--- Problem to work on ---
How many of the lines below contain the word "mounted"? Reply with the number alone.
** START OF Data for the task **
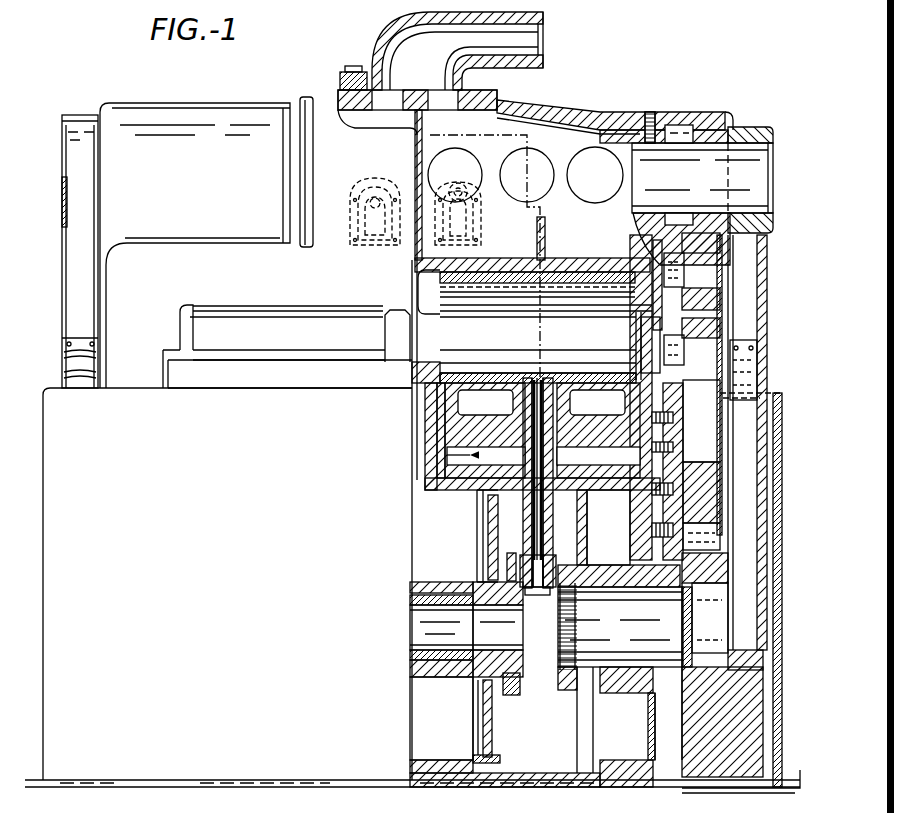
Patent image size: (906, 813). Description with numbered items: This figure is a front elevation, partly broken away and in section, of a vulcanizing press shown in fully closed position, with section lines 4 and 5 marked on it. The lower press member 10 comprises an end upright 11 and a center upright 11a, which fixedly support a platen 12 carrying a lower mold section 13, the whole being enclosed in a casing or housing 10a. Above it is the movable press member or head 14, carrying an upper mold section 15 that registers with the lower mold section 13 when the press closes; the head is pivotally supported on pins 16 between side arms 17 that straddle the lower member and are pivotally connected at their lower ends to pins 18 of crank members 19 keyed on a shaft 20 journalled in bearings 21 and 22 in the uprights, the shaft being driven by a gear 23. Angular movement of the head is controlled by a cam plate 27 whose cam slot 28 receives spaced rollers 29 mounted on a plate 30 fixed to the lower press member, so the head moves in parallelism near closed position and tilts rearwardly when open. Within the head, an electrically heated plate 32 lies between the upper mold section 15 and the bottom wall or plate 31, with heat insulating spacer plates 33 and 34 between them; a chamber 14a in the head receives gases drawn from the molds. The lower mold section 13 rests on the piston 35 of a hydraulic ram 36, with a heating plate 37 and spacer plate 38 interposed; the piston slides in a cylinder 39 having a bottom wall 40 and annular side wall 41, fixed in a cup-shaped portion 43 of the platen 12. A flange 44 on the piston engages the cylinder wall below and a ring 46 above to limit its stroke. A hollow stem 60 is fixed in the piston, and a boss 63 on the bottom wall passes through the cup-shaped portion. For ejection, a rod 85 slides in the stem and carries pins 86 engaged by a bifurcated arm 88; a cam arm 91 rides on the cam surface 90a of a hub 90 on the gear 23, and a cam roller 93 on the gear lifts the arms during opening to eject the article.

The section line 4- 4 is at (524, 355).
The section line 5- 5 is at (430, 90).
The lower press member 10 is at (147, 383).
The casing or housing 10a is at (60, 764).
The end upright 11 is at (653, 724).
The center upright 11a is at (418, 700).
The platen 12 is at (417, 399).
The lower mold section 13 is at (420, 330).
The movable press member or head 14 is at (588, 108).
The chamber 14a is at (392, 37).
The upper mold section 15 is at (450, 303).
The pin 16 is at (757, 173).
The side arm 17 is at (75, 252).
The pin 18 is at (760, 712).
The crank member 19 is at (700, 768).
The shaft 20 is at (623, 650).
The bearing 21 is at (583, 700).
The bearing 22 is at (438, 670).
The gear 23 is at (483, 732).
The cam plate 27 is at (703, 488).
The cam slot 28 is at (703, 435).
The roller 29 is at (700, 325).
The plate 30 is at (683, 367).
The bottom wall or plate 31 is at (563, 272).
The electrically heated plate 32 is at (416, 276).
The heat insulating spacer plate 33 is at (590, 273).
The heat insulating spacer plate 34 is at (487, 272).
The piston 35 is at (457, 395).
The hydraulic ram 36 is at (420, 456).
The electrical heating plate 37 is at (465, 358).
The heat-insulating spacer plate 38 is at (570, 367).
The cylinder 39 is at (437, 443).
The bottom wall 40 is at (463, 488).
The annular side wall 41 is at (433, 416).
The cup-shaped portion 43 is at (427, 487).
The annular flange 44 is at (413, 379).
The ring 46 is at (420, 370).
The hollow stem or rod 60 is at (566, 400).
The boss 63 is at (583, 504).
The rod 85 is at (540, 537).
The pin 86 is at (518, 569).
The arm 88 is at (557, 549).
The hub 90 is at (497, 600).
The cam surface 90a is at (513, 600).
The cam arm 91 is at (510, 563).
The cam roller 93 is at (513, 698).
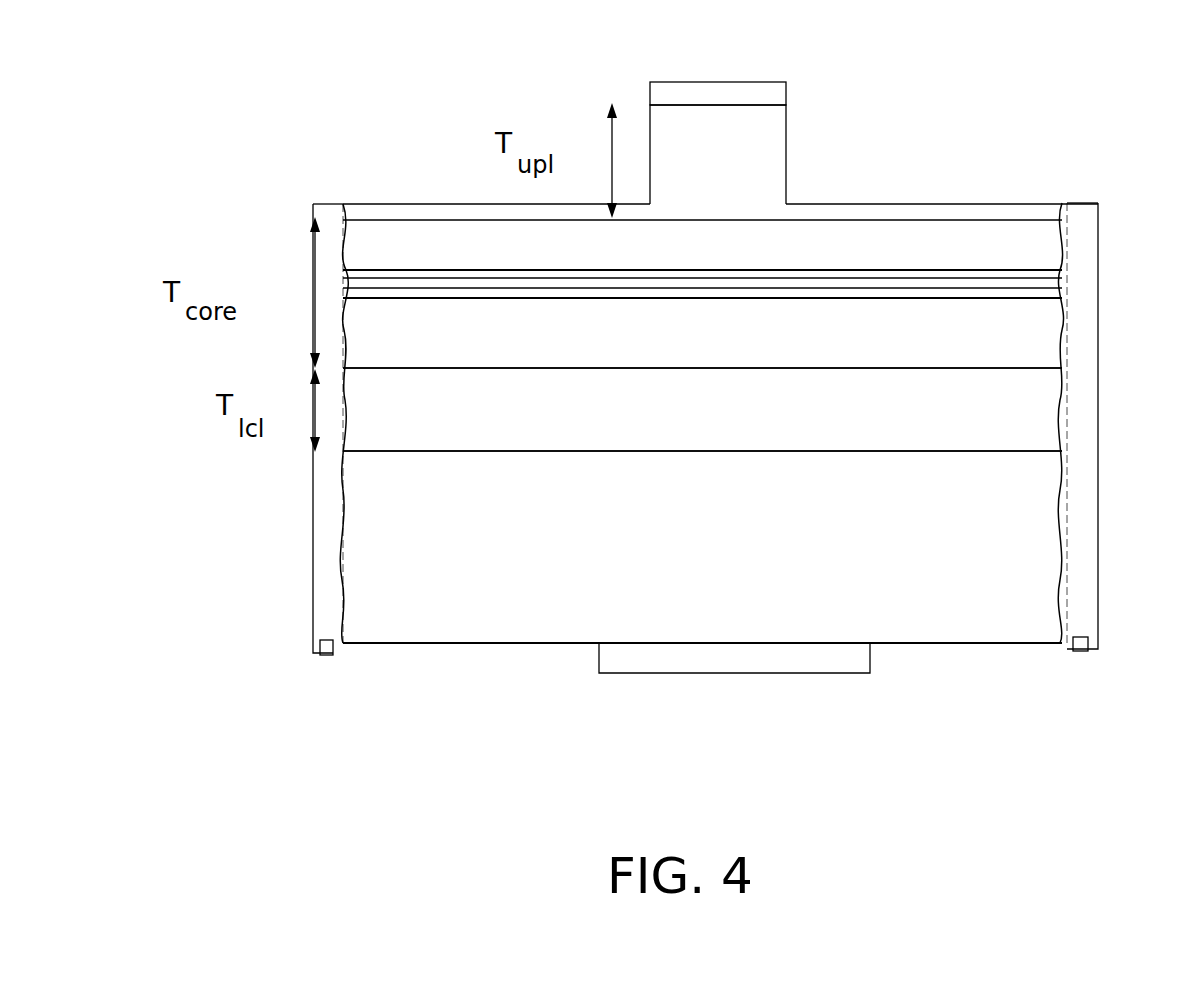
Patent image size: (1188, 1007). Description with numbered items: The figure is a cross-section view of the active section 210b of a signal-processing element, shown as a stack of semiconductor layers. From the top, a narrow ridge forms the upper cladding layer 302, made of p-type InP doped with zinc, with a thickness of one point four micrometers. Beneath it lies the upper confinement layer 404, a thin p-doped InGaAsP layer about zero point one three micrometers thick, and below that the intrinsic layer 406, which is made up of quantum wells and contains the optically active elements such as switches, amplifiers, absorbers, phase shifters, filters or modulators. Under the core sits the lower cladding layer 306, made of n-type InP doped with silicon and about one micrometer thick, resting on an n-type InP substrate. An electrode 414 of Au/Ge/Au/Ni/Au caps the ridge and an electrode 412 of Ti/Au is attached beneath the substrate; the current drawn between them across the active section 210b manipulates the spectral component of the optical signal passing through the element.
** END OF Data for the task **
--- Task answer ---
1